(begin)

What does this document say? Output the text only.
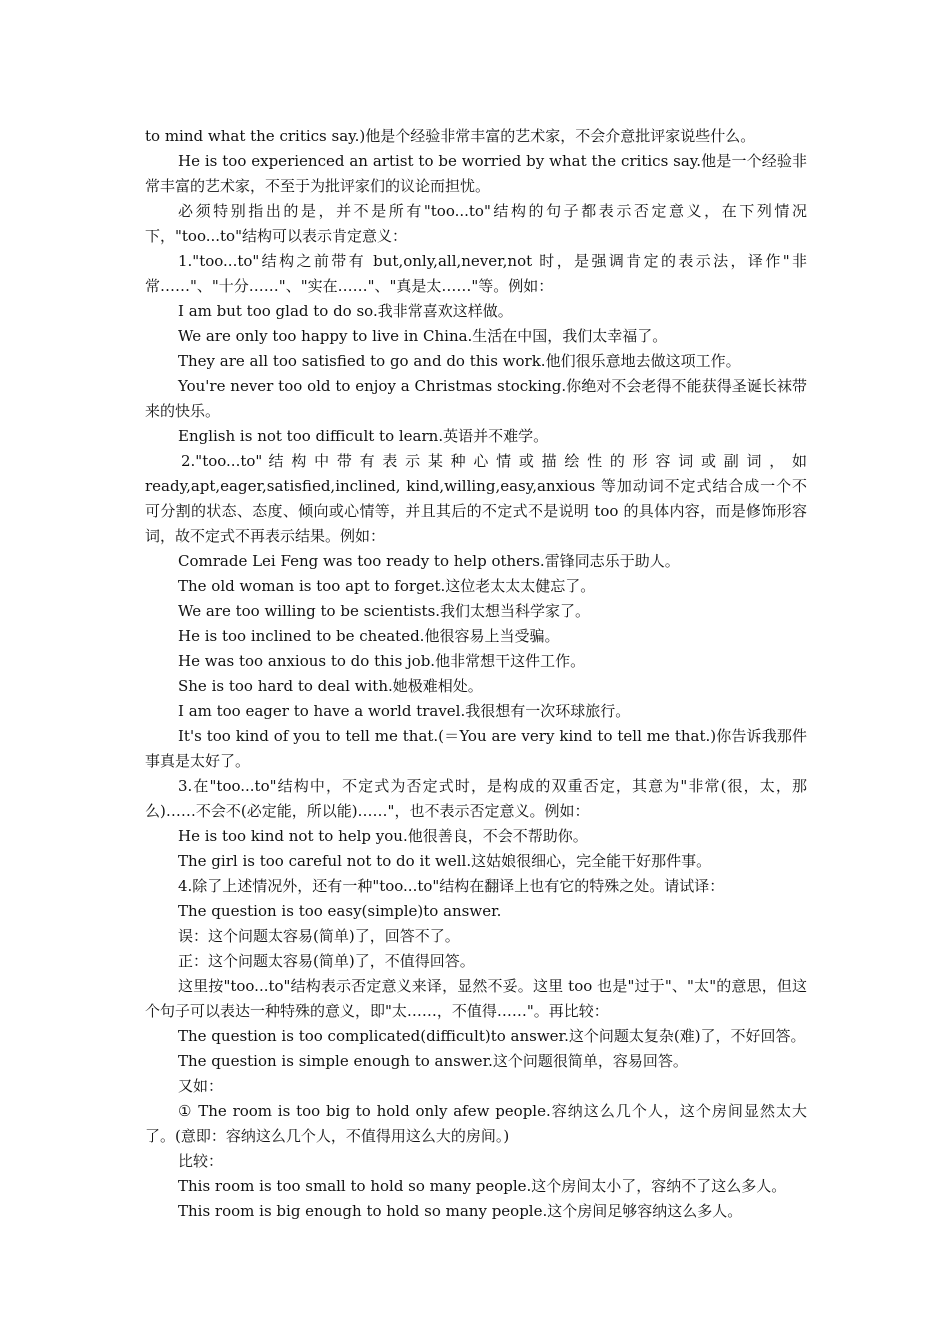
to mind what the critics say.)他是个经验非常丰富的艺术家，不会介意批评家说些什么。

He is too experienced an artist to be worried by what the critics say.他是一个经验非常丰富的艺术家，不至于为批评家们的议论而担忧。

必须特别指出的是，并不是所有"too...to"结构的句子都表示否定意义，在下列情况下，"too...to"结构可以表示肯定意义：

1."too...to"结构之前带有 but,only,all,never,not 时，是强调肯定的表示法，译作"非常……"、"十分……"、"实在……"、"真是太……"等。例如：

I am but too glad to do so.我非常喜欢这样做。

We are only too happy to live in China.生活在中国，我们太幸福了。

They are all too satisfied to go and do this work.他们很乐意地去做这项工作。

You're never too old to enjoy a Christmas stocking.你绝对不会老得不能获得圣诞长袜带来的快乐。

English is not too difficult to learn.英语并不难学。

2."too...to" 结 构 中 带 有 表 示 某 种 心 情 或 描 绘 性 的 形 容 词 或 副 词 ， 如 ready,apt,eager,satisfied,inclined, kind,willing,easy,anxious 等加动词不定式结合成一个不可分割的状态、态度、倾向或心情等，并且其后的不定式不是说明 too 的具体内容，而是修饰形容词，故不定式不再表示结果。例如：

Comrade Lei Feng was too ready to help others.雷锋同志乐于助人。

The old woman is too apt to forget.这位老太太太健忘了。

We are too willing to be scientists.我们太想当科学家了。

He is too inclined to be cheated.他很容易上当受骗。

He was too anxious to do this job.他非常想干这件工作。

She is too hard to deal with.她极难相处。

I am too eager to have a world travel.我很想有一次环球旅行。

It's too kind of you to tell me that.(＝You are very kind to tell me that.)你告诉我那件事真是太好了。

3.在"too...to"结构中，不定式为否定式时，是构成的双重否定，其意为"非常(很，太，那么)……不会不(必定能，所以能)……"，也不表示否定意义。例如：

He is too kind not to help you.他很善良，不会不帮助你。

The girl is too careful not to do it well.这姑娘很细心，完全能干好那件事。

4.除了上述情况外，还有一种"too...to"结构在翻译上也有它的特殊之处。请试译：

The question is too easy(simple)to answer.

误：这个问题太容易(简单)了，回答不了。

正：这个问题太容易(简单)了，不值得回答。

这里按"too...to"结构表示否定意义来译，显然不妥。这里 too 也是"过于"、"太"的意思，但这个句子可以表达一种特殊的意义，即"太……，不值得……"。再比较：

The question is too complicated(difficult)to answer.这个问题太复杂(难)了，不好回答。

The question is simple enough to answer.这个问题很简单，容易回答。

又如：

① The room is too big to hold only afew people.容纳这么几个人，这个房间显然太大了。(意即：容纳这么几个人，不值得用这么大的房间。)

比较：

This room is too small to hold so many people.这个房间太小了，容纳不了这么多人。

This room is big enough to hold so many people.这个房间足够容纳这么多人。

(end)

▸ SHORT PROBLEM:
Return every line from the records above that holds the word "only".

▸ THE REPLY:
What does this document say? Output the text only.
1."too...to"结构之前带有 but,only,all,never,not 时，是强调肯定的表示法，译作"非常……"、"十分……"、"实在……"、"真是太……"等。例如：
We are only too happy to live in China.生活在中国，我们太幸福了。
① The room is too big to hold only afew people.容纳这么几个人，这个房间显然太大了。(意即：容纳这么几个人，不值得用这么大的房间。)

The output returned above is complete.